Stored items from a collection
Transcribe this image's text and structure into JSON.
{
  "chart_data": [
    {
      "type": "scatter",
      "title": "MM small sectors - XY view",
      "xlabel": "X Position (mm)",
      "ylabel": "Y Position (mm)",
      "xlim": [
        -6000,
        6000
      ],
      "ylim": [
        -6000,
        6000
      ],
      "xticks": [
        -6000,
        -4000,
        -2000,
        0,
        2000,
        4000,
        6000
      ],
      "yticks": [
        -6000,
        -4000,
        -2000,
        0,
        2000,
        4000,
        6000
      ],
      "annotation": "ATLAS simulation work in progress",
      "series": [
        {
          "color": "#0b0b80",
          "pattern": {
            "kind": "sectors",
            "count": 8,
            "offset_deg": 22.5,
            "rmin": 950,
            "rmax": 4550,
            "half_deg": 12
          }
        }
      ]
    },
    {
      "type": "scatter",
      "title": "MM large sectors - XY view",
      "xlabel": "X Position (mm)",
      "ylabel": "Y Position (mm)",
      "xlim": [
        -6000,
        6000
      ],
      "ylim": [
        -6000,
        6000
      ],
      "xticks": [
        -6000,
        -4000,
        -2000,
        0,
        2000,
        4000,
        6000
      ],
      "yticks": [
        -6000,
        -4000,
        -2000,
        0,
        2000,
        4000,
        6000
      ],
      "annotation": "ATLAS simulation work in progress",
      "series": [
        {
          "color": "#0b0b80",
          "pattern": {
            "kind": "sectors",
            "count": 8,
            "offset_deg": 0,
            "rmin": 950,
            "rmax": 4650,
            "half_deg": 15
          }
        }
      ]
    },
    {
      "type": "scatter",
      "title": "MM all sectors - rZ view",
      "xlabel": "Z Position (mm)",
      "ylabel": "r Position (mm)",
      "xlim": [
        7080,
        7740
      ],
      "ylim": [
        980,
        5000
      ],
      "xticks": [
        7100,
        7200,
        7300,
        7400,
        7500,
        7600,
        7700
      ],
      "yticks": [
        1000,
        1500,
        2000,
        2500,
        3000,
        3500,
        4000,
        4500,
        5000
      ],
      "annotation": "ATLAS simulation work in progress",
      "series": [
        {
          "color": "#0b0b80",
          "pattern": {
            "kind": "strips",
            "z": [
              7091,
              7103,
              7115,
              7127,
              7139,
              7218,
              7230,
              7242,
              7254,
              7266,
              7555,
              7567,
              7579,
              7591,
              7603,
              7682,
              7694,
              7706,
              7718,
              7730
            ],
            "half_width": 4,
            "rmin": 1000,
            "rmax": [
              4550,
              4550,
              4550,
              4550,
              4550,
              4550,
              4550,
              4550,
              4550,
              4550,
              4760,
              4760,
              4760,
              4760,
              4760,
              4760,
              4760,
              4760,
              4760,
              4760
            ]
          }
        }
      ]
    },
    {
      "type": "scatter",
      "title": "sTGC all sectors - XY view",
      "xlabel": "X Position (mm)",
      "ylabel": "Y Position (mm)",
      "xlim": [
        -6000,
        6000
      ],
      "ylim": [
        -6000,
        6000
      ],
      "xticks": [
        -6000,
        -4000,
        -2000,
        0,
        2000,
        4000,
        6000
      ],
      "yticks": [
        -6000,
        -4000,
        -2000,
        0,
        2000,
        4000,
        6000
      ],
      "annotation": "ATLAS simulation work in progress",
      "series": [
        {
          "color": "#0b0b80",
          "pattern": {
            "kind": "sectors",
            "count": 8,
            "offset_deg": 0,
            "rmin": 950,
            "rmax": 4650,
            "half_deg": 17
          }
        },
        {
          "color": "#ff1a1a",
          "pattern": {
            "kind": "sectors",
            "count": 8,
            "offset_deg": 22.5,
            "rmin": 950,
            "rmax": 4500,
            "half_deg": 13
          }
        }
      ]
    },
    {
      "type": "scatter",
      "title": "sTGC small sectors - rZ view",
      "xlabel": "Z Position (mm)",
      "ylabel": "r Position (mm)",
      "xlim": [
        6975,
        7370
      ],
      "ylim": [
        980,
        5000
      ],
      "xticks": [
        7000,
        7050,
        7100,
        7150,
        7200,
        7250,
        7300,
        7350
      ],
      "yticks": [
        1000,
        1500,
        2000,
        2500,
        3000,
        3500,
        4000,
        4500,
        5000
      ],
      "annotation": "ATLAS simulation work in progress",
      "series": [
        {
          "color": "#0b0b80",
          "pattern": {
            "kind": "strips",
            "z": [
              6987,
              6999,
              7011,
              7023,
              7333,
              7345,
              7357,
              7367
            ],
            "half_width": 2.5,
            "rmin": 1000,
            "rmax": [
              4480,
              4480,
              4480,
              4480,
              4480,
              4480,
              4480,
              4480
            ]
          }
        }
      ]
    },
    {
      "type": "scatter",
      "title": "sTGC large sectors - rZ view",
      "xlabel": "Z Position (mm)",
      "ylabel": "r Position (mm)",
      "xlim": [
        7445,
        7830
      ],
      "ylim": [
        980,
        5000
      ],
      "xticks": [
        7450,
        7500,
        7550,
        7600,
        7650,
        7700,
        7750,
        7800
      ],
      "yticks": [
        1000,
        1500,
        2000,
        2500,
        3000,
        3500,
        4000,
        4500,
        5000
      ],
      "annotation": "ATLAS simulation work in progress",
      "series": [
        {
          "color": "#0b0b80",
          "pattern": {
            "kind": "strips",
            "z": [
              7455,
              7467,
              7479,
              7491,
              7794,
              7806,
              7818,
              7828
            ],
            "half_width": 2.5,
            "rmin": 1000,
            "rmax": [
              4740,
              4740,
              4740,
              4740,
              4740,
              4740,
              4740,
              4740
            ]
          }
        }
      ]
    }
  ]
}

DIRECTIONS FOR THIS TASK:
Say, as a single number and nothing more, how many lines of the entries contain the word "sTGC".

ANSWER TO THIS TASK:
3